#### Task prompt:
Rewrite the lines below as a numbered list, leaving out any blank lines: begin at the line that contains "candle: [607, 375, 613, 400]" and stop after the line that contains "candle: [834, 488, 839, 548]".
'''
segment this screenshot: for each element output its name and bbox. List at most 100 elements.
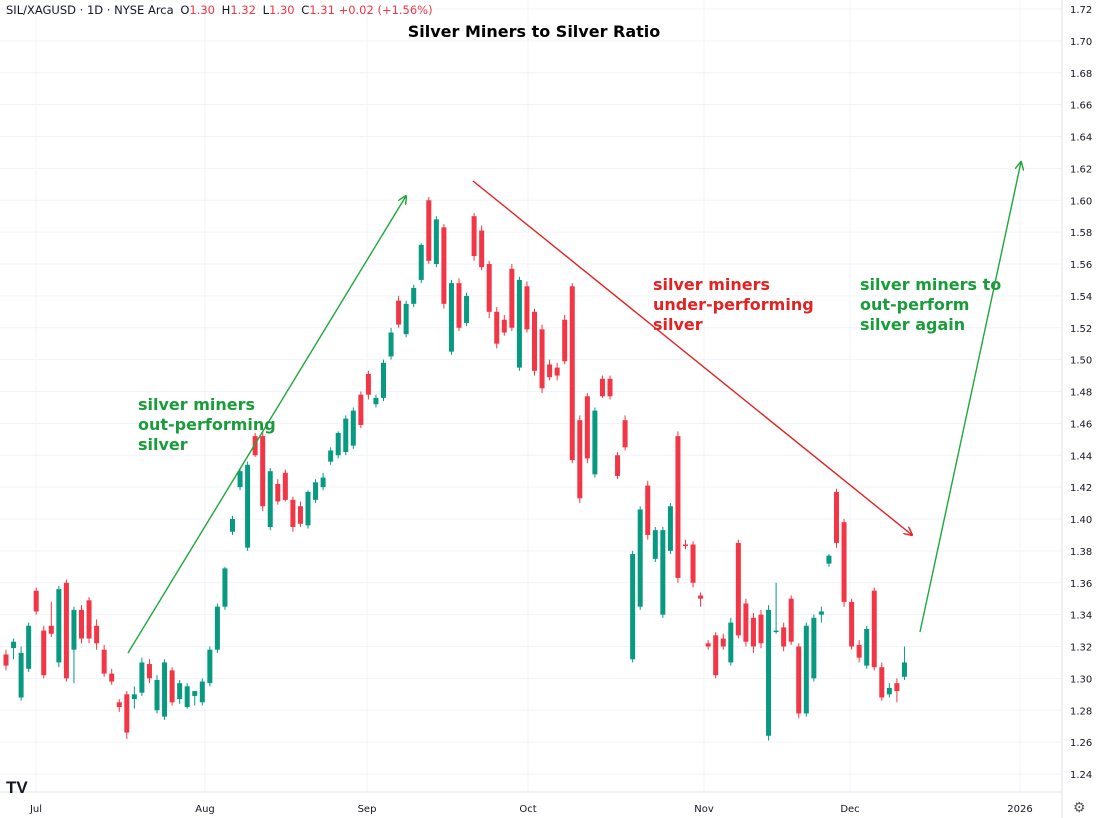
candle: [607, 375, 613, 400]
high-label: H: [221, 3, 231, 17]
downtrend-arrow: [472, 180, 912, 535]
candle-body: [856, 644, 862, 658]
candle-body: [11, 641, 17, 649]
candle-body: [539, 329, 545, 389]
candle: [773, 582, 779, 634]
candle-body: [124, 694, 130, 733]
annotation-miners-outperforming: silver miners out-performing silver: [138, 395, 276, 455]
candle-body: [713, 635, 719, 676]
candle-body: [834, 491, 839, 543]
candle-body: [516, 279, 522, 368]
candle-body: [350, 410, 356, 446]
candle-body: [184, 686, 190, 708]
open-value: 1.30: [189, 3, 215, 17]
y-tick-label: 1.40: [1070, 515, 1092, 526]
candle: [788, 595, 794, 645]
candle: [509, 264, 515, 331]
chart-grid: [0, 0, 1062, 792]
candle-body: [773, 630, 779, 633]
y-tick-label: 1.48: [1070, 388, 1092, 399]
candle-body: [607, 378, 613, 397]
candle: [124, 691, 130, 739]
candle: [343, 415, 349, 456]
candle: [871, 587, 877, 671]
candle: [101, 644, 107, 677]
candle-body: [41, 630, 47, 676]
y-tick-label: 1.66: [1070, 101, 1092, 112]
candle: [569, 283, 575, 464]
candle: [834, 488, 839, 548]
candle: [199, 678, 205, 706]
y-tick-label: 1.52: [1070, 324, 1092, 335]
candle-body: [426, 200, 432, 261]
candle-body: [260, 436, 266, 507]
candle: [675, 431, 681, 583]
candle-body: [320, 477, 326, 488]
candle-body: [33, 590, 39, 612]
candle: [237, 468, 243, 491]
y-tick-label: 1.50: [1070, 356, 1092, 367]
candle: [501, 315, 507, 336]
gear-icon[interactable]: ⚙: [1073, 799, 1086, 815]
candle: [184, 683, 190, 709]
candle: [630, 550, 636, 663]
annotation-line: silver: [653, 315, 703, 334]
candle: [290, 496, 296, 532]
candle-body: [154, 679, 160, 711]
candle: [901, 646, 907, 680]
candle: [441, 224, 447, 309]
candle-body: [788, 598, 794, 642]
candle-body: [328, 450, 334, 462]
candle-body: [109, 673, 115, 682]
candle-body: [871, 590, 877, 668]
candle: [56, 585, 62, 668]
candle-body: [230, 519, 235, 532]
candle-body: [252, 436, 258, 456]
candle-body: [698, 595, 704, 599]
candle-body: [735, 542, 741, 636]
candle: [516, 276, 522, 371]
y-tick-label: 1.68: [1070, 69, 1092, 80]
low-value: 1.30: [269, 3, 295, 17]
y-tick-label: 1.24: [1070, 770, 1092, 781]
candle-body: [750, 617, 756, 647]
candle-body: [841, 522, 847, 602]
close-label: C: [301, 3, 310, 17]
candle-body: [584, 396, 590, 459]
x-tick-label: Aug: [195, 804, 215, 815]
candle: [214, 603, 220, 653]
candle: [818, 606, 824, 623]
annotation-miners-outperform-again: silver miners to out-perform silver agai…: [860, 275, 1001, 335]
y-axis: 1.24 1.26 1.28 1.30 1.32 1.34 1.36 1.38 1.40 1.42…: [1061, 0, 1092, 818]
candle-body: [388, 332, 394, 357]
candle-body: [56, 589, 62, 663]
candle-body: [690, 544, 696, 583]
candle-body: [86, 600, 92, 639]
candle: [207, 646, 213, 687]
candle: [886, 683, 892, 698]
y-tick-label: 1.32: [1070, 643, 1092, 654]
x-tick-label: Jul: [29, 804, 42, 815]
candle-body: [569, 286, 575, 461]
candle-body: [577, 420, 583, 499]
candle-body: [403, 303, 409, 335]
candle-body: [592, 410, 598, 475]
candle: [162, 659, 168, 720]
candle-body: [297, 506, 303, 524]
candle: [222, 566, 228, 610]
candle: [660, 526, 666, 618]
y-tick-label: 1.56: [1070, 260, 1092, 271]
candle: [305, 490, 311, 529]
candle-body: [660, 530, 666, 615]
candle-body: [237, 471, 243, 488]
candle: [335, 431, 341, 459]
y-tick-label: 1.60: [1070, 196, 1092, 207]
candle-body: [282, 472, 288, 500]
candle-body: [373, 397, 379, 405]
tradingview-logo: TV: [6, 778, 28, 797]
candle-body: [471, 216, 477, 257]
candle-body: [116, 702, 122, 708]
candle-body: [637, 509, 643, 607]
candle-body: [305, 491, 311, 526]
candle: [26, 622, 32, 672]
'''
'''
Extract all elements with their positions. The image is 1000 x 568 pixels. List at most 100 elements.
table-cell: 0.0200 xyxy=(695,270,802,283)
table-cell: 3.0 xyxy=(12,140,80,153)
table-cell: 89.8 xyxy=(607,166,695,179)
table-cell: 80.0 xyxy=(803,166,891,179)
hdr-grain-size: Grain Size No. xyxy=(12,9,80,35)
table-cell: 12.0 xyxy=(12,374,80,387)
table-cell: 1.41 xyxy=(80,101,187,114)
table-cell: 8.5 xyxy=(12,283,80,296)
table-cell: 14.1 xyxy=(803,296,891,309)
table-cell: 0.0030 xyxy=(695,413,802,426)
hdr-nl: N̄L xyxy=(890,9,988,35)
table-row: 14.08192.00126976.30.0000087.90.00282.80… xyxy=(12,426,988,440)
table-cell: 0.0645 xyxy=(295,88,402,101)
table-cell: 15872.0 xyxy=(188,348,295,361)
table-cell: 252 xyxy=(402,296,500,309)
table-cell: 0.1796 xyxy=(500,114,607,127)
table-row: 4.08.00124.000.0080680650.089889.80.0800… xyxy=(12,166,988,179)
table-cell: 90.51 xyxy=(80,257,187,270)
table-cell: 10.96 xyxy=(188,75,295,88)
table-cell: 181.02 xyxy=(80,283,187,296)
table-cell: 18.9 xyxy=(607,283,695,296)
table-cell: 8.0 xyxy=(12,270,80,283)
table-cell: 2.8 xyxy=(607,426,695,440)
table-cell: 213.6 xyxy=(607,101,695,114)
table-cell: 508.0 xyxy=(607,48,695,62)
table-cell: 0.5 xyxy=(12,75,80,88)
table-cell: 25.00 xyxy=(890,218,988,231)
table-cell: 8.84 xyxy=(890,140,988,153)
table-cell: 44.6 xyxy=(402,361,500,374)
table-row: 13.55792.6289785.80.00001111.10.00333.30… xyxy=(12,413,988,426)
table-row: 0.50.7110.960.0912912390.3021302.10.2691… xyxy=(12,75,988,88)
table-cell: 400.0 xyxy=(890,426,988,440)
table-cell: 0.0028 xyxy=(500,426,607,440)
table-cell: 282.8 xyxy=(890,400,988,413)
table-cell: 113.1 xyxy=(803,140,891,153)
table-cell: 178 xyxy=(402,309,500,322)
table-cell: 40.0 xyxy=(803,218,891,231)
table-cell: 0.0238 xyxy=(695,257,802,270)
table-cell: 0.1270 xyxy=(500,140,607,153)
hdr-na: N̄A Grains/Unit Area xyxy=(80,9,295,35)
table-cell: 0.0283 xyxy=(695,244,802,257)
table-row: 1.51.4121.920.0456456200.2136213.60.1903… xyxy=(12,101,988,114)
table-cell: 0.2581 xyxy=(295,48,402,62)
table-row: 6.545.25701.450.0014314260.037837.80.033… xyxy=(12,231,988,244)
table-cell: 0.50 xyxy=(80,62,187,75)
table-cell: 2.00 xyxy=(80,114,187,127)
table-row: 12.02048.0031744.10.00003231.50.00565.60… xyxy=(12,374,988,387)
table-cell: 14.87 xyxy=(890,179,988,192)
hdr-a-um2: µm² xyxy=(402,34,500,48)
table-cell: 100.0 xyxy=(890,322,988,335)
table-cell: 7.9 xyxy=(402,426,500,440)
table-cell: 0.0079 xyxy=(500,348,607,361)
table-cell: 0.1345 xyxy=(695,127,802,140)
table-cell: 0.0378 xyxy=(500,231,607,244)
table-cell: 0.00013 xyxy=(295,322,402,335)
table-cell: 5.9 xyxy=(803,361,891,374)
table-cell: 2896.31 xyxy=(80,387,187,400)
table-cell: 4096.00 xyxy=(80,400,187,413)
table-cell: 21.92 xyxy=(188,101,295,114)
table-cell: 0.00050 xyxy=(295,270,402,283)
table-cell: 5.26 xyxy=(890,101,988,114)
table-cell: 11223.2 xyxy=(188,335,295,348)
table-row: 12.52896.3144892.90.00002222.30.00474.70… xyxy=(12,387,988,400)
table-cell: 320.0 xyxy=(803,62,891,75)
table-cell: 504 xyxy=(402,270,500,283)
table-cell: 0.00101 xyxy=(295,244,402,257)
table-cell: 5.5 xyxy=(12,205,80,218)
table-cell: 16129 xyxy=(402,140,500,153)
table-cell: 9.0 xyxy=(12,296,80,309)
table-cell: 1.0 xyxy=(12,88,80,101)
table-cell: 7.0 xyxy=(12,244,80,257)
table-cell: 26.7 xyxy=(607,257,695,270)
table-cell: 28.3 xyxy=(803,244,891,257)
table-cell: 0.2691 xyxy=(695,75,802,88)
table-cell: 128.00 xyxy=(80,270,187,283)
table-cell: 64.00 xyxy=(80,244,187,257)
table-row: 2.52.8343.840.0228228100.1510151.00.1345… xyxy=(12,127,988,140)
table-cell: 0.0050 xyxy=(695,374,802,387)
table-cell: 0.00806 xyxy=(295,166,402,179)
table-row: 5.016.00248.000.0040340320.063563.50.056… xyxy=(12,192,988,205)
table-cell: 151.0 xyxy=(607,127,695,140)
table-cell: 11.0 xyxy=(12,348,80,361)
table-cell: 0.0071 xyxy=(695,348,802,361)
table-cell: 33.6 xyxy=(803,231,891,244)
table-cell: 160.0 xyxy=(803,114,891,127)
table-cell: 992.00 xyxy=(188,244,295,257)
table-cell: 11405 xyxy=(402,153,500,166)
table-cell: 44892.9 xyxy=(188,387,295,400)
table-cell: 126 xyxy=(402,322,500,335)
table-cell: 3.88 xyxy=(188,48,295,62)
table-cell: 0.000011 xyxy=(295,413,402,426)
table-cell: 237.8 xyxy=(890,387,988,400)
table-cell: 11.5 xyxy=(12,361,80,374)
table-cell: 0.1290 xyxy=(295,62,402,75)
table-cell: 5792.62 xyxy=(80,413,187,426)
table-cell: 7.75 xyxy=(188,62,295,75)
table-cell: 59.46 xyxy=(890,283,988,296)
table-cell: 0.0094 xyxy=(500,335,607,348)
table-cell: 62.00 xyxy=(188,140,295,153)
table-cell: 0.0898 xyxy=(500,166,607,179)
'''
'''
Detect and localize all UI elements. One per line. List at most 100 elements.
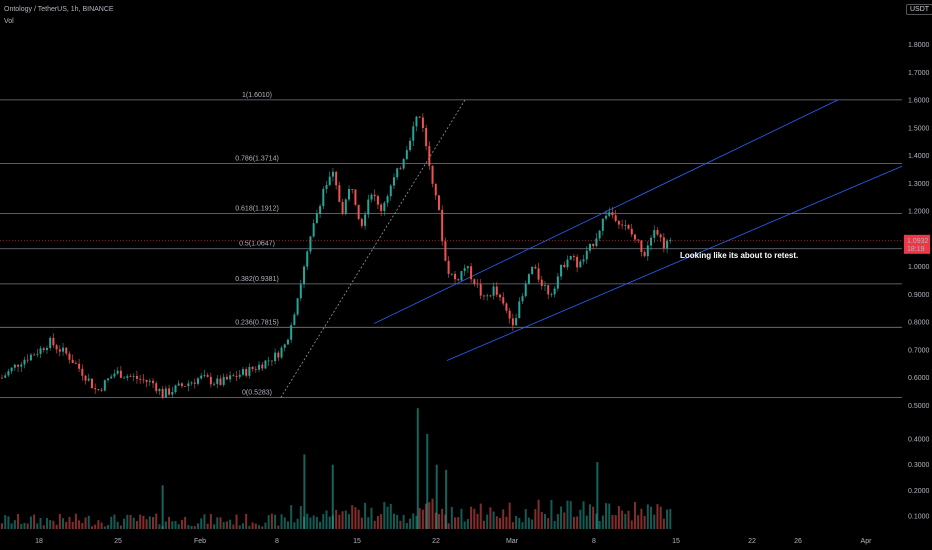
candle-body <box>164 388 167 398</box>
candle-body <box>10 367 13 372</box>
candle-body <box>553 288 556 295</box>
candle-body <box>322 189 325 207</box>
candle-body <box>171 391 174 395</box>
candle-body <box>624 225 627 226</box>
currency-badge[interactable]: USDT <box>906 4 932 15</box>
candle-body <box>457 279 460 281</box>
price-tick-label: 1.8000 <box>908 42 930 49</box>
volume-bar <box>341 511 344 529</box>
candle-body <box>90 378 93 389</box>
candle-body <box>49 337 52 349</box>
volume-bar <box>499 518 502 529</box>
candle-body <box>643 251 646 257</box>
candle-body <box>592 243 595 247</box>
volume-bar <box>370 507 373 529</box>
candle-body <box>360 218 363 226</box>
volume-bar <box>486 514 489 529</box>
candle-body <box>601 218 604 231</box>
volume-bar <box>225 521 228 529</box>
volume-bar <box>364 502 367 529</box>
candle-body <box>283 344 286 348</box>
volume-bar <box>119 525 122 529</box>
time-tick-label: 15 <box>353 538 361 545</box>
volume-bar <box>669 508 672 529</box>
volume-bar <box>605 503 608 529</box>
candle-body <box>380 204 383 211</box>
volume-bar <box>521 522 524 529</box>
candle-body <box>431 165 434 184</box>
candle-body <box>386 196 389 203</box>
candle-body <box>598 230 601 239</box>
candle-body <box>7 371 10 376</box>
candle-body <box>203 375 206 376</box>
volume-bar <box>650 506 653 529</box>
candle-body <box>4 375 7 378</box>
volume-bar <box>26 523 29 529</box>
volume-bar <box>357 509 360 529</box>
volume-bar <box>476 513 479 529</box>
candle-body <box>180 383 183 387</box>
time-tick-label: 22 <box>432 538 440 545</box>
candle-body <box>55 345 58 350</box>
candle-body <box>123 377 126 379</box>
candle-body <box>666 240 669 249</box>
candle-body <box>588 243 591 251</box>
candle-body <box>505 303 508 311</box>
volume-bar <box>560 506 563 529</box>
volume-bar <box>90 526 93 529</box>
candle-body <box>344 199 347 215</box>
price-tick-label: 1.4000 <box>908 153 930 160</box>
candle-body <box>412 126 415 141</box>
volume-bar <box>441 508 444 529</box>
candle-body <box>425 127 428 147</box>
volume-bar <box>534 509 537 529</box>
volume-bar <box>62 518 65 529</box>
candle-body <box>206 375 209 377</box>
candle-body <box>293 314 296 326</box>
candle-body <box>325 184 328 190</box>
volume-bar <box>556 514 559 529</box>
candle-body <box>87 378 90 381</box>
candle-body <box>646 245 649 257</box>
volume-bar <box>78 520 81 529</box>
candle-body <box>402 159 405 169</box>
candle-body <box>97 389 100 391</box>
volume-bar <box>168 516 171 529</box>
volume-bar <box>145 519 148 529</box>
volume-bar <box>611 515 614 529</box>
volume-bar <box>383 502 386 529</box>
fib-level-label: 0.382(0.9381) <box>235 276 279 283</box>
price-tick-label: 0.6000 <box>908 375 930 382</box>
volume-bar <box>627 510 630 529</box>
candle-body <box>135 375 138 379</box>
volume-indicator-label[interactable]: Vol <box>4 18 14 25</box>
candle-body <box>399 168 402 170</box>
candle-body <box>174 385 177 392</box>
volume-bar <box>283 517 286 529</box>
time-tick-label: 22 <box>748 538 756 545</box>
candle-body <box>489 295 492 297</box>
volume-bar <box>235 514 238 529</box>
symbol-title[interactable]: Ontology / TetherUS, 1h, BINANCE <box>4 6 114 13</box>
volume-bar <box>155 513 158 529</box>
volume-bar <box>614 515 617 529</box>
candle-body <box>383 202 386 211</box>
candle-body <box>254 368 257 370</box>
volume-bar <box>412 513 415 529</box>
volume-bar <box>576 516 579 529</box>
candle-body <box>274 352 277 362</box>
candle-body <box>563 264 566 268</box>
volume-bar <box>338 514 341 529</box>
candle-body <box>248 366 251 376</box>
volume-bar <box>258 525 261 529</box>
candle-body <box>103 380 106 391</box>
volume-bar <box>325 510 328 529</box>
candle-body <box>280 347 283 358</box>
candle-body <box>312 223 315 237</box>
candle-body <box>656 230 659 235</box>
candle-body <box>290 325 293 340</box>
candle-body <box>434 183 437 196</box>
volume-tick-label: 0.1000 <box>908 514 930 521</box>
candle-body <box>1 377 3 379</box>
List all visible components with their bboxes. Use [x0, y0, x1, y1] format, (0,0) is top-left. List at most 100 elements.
'''
#### In response:
1. candle: [607, 375, 613, 400]
2. high-label: H: [221, 3, 231, 17]
3. downtrend-arrow: [472, 180, 912, 535]
4. candle-body: [856, 644, 862, 658]
5. candle-body: [11, 641, 17, 649]
6. candle-body: [539, 329, 545, 389]
7. candle: [773, 582, 779, 634]
8. candle-body: [124, 694, 130, 733]
9. annotation-miners-outperforming: silver miners out-performing silver: [138, 395, 276, 455]
10. candle-body: [713, 635, 719, 676]
11. candle-body: [834, 491, 839, 543]
12. candle-body: [516, 279, 522, 368]
13. candle-body: [350, 410, 356, 446]
14. candle-body: [184, 686, 190, 708]
15. open-value: 1.30: [189, 3, 215, 17]
16. y-tick-label: 1.40: [1070, 515, 1092, 526]
17. candle: [788, 595, 794, 645]
18. candle: [509, 264, 515, 331]
19. chart-grid: [0, 0, 1062, 792]
20. candle-body: [773, 630, 779, 633]
21. y-tick-label: 1.48: [1070, 388, 1092, 399]
22. candle-body: [607, 378, 613, 397]
23. candle: [124, 691, 130, 739]
24. candle: [343, 415, 349, 456]
25. candle: [871, 587, 877, 671]
26. candle: [101, 644, 107, 677]
27. candle-body: [41, 630, 47, 676]
28. y-tick-label: 1.66: [1070, 101, 1092, 112]
29. candle: [569, 283, 575, 464]
30. candle: [834, 488, 839, 548]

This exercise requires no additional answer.